Provided records:
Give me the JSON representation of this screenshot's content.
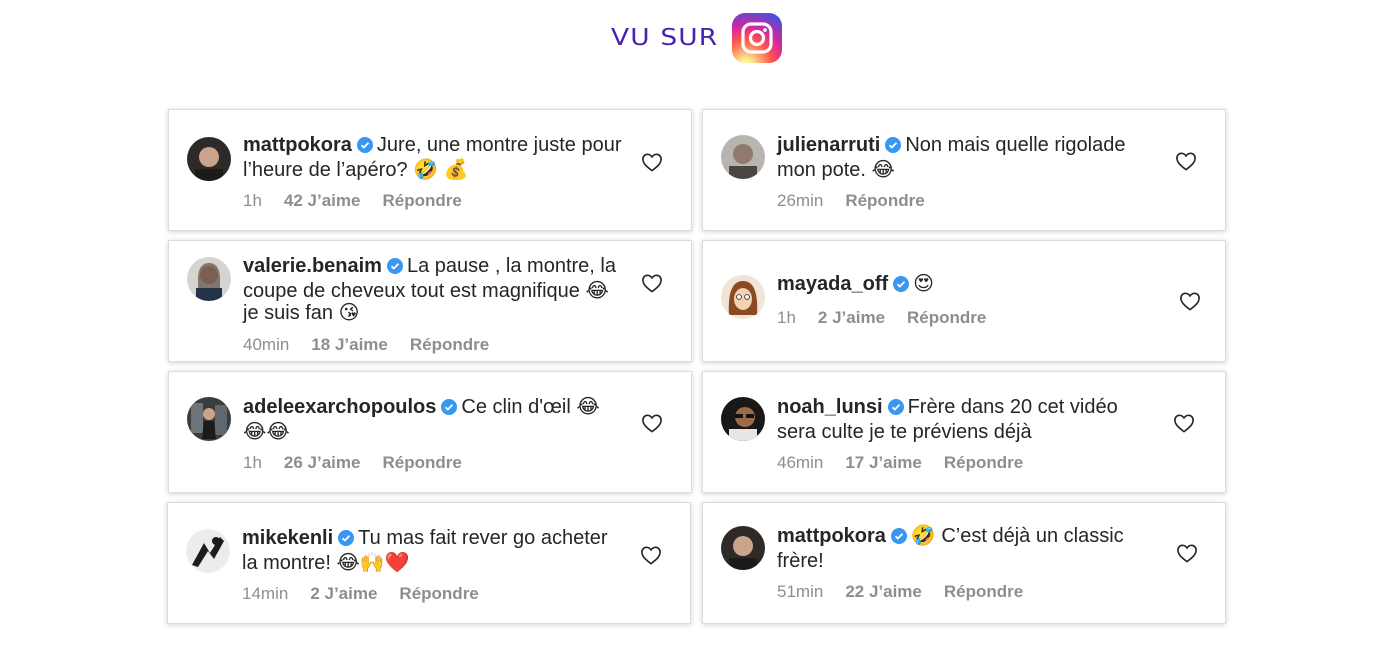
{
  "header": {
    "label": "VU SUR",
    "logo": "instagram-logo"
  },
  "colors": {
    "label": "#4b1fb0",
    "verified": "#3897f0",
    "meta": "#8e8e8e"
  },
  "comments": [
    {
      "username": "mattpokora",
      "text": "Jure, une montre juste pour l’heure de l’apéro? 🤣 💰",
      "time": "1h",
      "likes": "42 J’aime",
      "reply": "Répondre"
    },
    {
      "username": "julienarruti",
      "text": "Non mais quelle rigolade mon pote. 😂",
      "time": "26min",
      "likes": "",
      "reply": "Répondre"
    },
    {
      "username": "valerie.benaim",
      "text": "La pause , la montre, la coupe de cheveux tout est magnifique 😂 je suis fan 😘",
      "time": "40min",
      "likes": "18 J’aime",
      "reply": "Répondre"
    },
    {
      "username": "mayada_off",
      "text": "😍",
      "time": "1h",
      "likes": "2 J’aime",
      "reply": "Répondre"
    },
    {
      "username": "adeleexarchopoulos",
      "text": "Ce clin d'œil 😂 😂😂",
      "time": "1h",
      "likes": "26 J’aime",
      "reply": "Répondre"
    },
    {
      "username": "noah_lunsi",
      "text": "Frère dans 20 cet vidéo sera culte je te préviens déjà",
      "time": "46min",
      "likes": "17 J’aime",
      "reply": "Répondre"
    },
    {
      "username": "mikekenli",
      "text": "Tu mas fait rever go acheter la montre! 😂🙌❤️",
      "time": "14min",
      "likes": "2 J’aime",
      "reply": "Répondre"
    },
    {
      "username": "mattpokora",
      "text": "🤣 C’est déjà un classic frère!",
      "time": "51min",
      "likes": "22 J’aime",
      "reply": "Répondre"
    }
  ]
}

Task: Reproduce the material above in full, exactly, with no images.

Written answer:
Give me the JSON representation of this screenshot's content.
{
  "header": {
    "label": "VU SUR",
    "logo": "instagram-logo"
  },
  "colors": {
    "label": "#4b1fb0",
    "verified": "#3897f0",
    "meta": "#8e8e8e"
  },
  "comments": [
    {
      "username": "mattpokora",
      "text": "Jure, une montre juste pour l’heure de l’apéro? 🤣 💰",
      "time": "1h",
      "likes": "42 J’aime",
      "reply": "Répondre"
    },
    {
      "username": "julienarruti",
      "text": "Non mais quelle rigolade mon pote. 😂",
      "time": "26min",
      "likes": "",
      "reply": "Répondre"
    },
    {
      "username": "valerie.benaim",
      "text": "La pause , la montre, la coupe de cheveux tout est magnifique 😂 je suis fan 😘",
      "time": "40min",
      "likes": "18 J’aime",
      "reply": "Répondre"
    },
    {
      "username": "mayada_off",
      "text": "😍",
      "time": "1h",
      "likes": "2 J’aime",
      "reply": "Répondre"
    },
    {
      "username": "adeleexarchopoulos",
      "text": "Ce clin d'œil 😂 😂😂",
      "time": "1h",
      "likes": "26 J’aime",
      "reply": "Répondre"
    },
    {
      "username": "noah_lunsi",
      "text": "Frère dans 20 cet vidéo sera culte je te préviens déjà",
      "time": "46min",
      "likes": "17 J’aime",
      "reply": "Répondre"
    },
    {
      "username": "mikekenli",
      "text": "Tu mas fait rever go acheter la montre! 😂🙌❤️",
      "time": "14min",
      "likes": "2 J’aime",
      "reply": "Répondre"
    },
    {
      "username": "mattpokora",
      "text": "🤣 C’est déjà un classic frère!",
      "time": "51min",
      "likes": "22 J’aime",
      "reply": "Répondre"
    }
  ]
}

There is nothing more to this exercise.